Requirements.
Return these lines word for word.

** start of Task input **

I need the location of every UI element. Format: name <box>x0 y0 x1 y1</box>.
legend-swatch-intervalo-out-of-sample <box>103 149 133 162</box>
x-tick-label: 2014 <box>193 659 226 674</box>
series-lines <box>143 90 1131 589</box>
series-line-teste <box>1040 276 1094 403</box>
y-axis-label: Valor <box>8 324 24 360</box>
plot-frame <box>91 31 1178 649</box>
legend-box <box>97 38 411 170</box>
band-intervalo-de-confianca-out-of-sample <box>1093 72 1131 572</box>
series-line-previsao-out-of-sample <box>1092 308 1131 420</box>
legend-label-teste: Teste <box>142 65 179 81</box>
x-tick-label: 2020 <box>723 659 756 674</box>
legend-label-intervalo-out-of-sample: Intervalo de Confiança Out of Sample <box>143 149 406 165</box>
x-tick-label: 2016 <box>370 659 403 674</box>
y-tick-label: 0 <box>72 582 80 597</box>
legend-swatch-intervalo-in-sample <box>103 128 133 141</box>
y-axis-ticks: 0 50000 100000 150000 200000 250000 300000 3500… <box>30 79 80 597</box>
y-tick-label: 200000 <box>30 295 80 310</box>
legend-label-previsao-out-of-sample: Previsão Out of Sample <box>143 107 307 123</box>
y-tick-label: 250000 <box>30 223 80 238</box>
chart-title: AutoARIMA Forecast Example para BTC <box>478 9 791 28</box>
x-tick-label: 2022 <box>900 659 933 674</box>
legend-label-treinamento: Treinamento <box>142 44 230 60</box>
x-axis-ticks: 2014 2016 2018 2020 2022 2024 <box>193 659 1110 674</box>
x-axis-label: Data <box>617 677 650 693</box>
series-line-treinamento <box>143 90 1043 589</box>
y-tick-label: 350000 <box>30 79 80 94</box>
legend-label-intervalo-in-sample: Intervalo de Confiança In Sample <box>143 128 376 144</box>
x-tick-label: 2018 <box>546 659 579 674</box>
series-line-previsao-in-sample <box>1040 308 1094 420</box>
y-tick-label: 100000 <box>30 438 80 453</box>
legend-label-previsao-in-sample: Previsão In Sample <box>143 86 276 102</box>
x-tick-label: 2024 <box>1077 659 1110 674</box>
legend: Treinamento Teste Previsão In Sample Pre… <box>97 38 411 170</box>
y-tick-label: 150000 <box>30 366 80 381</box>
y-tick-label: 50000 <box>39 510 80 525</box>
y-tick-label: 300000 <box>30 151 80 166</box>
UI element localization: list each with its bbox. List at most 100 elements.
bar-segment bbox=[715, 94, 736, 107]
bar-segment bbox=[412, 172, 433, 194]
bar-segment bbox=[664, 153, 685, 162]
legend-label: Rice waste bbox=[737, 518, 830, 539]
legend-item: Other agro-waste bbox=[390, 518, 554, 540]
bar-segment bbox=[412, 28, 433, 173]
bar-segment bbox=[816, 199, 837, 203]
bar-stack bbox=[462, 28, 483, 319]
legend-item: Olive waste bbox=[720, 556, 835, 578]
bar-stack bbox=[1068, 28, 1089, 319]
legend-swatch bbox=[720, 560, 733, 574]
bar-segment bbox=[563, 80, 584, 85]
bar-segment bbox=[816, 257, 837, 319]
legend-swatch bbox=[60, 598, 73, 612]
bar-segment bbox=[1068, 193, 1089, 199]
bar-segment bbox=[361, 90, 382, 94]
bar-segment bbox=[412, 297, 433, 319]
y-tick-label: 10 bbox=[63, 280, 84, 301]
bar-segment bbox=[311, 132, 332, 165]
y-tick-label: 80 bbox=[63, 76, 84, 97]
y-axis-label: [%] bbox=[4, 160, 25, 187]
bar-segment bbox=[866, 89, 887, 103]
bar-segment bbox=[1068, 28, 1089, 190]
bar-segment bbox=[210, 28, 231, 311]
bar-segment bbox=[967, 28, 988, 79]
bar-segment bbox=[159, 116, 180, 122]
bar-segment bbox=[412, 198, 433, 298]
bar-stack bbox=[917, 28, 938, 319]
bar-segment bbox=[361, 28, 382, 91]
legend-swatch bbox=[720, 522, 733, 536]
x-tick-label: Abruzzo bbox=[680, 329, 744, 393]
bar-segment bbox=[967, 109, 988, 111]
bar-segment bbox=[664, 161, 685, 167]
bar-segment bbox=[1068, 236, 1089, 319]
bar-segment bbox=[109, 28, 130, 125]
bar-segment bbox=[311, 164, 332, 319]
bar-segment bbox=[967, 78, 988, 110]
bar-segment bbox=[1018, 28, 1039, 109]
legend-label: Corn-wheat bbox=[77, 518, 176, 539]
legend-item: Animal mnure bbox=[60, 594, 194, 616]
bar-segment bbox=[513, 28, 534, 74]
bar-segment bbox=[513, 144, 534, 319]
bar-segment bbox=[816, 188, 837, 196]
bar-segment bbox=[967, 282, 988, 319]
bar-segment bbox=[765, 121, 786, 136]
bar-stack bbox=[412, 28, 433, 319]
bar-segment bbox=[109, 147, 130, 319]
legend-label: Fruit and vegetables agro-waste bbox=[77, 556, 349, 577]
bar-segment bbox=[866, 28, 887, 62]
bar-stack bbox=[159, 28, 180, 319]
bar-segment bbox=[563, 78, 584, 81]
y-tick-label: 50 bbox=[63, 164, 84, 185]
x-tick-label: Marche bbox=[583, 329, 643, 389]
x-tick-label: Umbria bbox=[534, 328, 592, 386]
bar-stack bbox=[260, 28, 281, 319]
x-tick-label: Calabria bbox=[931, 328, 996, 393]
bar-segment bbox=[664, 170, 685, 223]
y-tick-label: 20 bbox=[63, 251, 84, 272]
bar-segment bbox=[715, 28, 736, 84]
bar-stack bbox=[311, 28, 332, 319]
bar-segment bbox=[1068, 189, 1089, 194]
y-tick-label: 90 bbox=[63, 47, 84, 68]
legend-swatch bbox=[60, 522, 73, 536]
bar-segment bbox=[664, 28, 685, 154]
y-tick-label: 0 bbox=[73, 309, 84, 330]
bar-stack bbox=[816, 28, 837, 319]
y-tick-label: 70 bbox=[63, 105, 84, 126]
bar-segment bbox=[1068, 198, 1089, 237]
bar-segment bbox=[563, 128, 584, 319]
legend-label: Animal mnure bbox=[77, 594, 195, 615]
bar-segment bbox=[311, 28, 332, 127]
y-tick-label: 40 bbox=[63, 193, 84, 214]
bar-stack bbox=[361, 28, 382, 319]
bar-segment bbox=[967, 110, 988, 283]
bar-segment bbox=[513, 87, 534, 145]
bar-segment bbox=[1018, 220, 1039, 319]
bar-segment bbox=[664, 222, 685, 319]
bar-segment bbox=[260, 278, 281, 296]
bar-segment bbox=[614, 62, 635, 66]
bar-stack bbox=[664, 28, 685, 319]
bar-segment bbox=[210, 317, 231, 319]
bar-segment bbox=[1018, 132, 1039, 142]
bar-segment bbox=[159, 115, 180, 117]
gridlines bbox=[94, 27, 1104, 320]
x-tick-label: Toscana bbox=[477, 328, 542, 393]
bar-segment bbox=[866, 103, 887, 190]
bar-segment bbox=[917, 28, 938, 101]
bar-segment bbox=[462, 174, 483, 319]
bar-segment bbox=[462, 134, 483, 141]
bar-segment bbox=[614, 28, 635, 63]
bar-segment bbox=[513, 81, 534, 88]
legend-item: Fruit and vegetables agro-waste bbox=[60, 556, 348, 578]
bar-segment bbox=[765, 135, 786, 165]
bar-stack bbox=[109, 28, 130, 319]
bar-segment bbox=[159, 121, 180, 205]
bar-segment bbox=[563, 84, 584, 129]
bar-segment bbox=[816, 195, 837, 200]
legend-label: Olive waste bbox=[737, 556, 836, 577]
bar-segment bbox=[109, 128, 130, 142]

** end of Task input **

Output for this exercise.
I need the location of every UI element. Format: name <box>x0 y0 x1 y1</box>.
legend-swatch-intervalo-out-of-sample <box>103 149 133 162</box>
x-tick-label: 2014 <box>193 659 226 674</box>
series-lines <box>143 90 1131 589</box>
series-line-teste <box>1040 276 1094 403</box>
y-axis-label: Valor <box>8 324 24 360</box>
plot-frame <box>91 31 1178 649</box>
legend-box <box>97 38 411 170</box>
band-intervalo-de-confianca-out-of-sample <box>1093 72 1131 572</box>
series-line-previsao-out-of-sample <box>1092 308 1131 420</box>
legend-label-teste: Teste <box>142 65 179 81</box>
x-tick-label: 2020 <box>723 659 756 674</box>
legend-label-intervalo-out-of-sample: Intervalo de Confiança Out of Sample <box>143 149 406 165</box>
x-tick-label: 2016 <box>370 659 403 674</box>
y-tick-label: 0 <box>72 582 80 597</box>
legend-swatch-intervalo-in-sample <box>103 128 133 141</box>
y-axis-ticks: 0 50000 100000 150000 200000 250000 300000 3500… <box>30 79 80 597</box>
y-tick-label: 200000 <box>30 295 80 310</box>
legend-label-previsao-out-of-sample: Previsão Out of Sample <box>143 107 307 123</box>
y-tick-label: 250000 <box>30 223 80 238</box>
chart-title: AutoARIMA Forecast Example para BTC <box>478 9 791 28</box>
x-tick-label: 2022 <box>900 659 933 674</box>
legend-label-treinamento: Treinamento <box>142 44 230 60</box>
x-axis-ticks: 2014 2016 2018 2020 2022 2024 <box>193 659 1110 674</box>
x-axis-label: Data <box>617 677 650 693</box>
series-line-treinamento <box>143 90 1043 589</box>
y-tick-label: 350000 <box>30 79 80 94</box>
legend-label-intervalo-in-sample: Intervalo de Confiança In Sample <box>143 128 376 144</box>
x-tick-label: 2018 <box>546 659 579 674</box>
series-line-previsao-in-sample <box>1040 308 1094 420</box>
y-tick-label: 100000 <box>30 438 80 453</box>
legend-label-previsao-in-sample: Previsão In Sample <box>143 86 276 102</box>
x-tick-label: 2024 <box>1077 659 1110 674</box>
legend: Treinamento Teste Previsão In Sample Pre… <box>97 38 411 170</box>
y-tick-label: 150000 <box>30 366 80 381</box>
y-tick-label: 50000 <box>39 510 80 525</box>
y-tick-label: 300000 <box>30 151 80 166</box>
UI element localization: list each with its bbox. List at most 100 elements.
bar-segment bbox=[715, 94, 736, 107]
bar-segment bbox=[412, 172, 433, 194]
bar-segment bbox=[664, 153, 685, 162]
legend-label: Rice waste bbox=[737, 518, 830, 539]
legend-item: Other agro-waste bbox=[390, 518, 554, 540]
bar-segment bbox=[412, 28, 433, 173]
bar-segment bbox=[816, 199, 837, 203]
bar-stack bbox=[462, 28, 483, 319]
legend-item: Olive waste bbox=[720, 556, 835, 578]
bar-stack bbox=[1068, 28, 1089, 319]
legend-swatch bbox=[720, 560, 733, 574]
bar-segment bbox=[563, 80, 584, 85]
bar-segment bbox=[816, 257, 837, 319]
legend-swatch bbox=[60, 598, 73, 612]
bar-segment bbox=[1068, 193, 1089, 199]
bar-segment bbox=[361, 90, 382, 94]
bar-segment bbox=[412, 297, 433, 319]
y-tick-label: 10 bbox=[63, 280, 84, 301]
bar-segment bbox=[311, 132, 332, 165]
y-tick-label: 80 bbox=[63, 76, 84, 97]
y-axis-label: [%] bbox=[4, 160, 25, 187]
bar-segment bbox=[866, 89, 887, 103]
bar-segment bbox=[1068, 28, 1089, 190]
bar-segment bbox=[210, 28, 231, 311]
bar-segment bbox=[967, 28, 988, 79]
bar-segment bbox=[159, 116, 180, 122]
bar-segment bbox=[412, 198, 433, 298]
bar-stack bbox=[917, 28, 938, 319]
bar-segment bbox=[361, 28, 382, 91]
legend-swatch bbox=[720, 522, 733, 536]
x-tick-label: Abruzzo bbox=[680, 329, 744, 393]
bar-segment bbox=[967, 109, 988, 111]
bar-segment bbox=[664, 161, 685, 167]
bar-segment bbox=[1068, 236, 1089, 319]
bar-segment bbox=[109, 28, 130, 125]
bar-segment bbox=[311, 164, 332, 319]
bar-segment bbox=[967, 78, 988, 110]
bar-segment bbox=[1018, 28, 1039, 109]
legend-label: Corn-wheat bbox=[77, 518, 176, 539]
legend-item: Animal mnure bbox=[60, 594, 194, 616]
bar-segment bbox=[513, 28, 534, 74]
bar-segment bbox=[513, 144, 534, 319]
bar-segment bbox=[816, 188, 837, 196]
bar-segment bbox=[967, 282, 988, 319]
bar-segment bbox=[765, 121, 786, 136]
bar-stack bbox=[412, 28, 433, 319]
bar-segment bbox=[109, 147, 130, 319]
legend-label: Fruit and vegetables agro-waste bbox=[77, 556, 349, 577]
bar-segment bbox=[866, 28, 887, 62]
bar-stack bbox=[159, 28, 180, 319]
bar-segment bbox=[563, 78, 584, 81]
y-tick-label: 50 bbox=[63, 164, 84, 185]
x-tick-label: Marche bbox=[583, 329, 643, 389]
x-tick-label: Umbria bbox=[534, 328, 592, 386]
bar-stack bbox=[260, 28, 281, 319]
x-tick-label: Calabria bbox=[931, 328, 996, 393]
bar-segment bbox=[664, 170, 685, 223]
y-tick-label: 20 bbox=[63, 251, 84, 272]
bar-segment bbox=[715, 28, 736, 84]
bar-stack bbox=[311, 28, 332, 319]
bar-segment bbox=[1068, 189, 1089, 194]
y-tick-label: 90 bbox=[63, 47, 84, 68]
legend-swatch bbox=[60, 522, 73, 536]
bar-segment bbox=[664, 28, 685, 154]
y-tick-label: 0 bbox=[73, 309, 84, 330]
bar-stack bbox=[816, 28, 837, 319]
y-tick-label: 70 bbox=[63, 105, 84, 126]
bar-segment bbox=[1068, 198, 1089, 237]
bar-segment bbox=[563, 128, 584, 319]
legend-label: Animal mnure bbox=[77, 594, 195, 615]
bar-segment bbox=[311, 28, 332, 127]
y-tick-label: 40 bbox=[63, 193, 84, 214]
bar-stack bbox=[361, 28, 382, 319]
bar-segment bbox=[967, 110, 988, 283]
bar-segment bbox=[513, 87, 534, 145]
bar-segment bbox=[1018, 220, 1039, 319]
bar-segment bbox=[664, 222, 685, 319]
bar-segment bbox=[260, 278, 281, 296]
bar-segment bbox=[614, 62, 635, 66]
bar-stack bbox=[664, 28, 685, 319]
bar-segment bbox=[210, 317, 231, 319]
bar-segment bbox=[1018, 132, 1039, 142]
bar-segment bbox=[159, 115, 180, 117]
gridlines bbox=[94, 27, 1104, 320]
x-tick-label: Toscana bbox=[477, 328, 542, 393]
bar-segment bbox=[866, 103, 887, 190]
bar-segment bbox=[917, 28, 938, 101]
bar-segment bbox=[462, 174, 483, 319]
bar-segment bbox=[462, 134, 483, 141]
bar-segment bbox=[614, 28, 635, 63]
bar-segment bbox=[513, 81, 534, 88]
legend-item: Fruit and vegetables agro-waste bbox=[60, 556, 348, 578]
bar-segment bbox=[765, 135, 786, 165]
bar-stack bbox=[109, 28, 130, 319]
bar-segment bbox=[159, 121, 180, 205]
bar-segment bbox=[563, 84, 584, 129]
bar-segment bbox=[816, 195, 837, 200]
legend-label: Olive waste bbox=[737, 556, 836, 577]
bar-segment bbox=[109, 128, 130, 142]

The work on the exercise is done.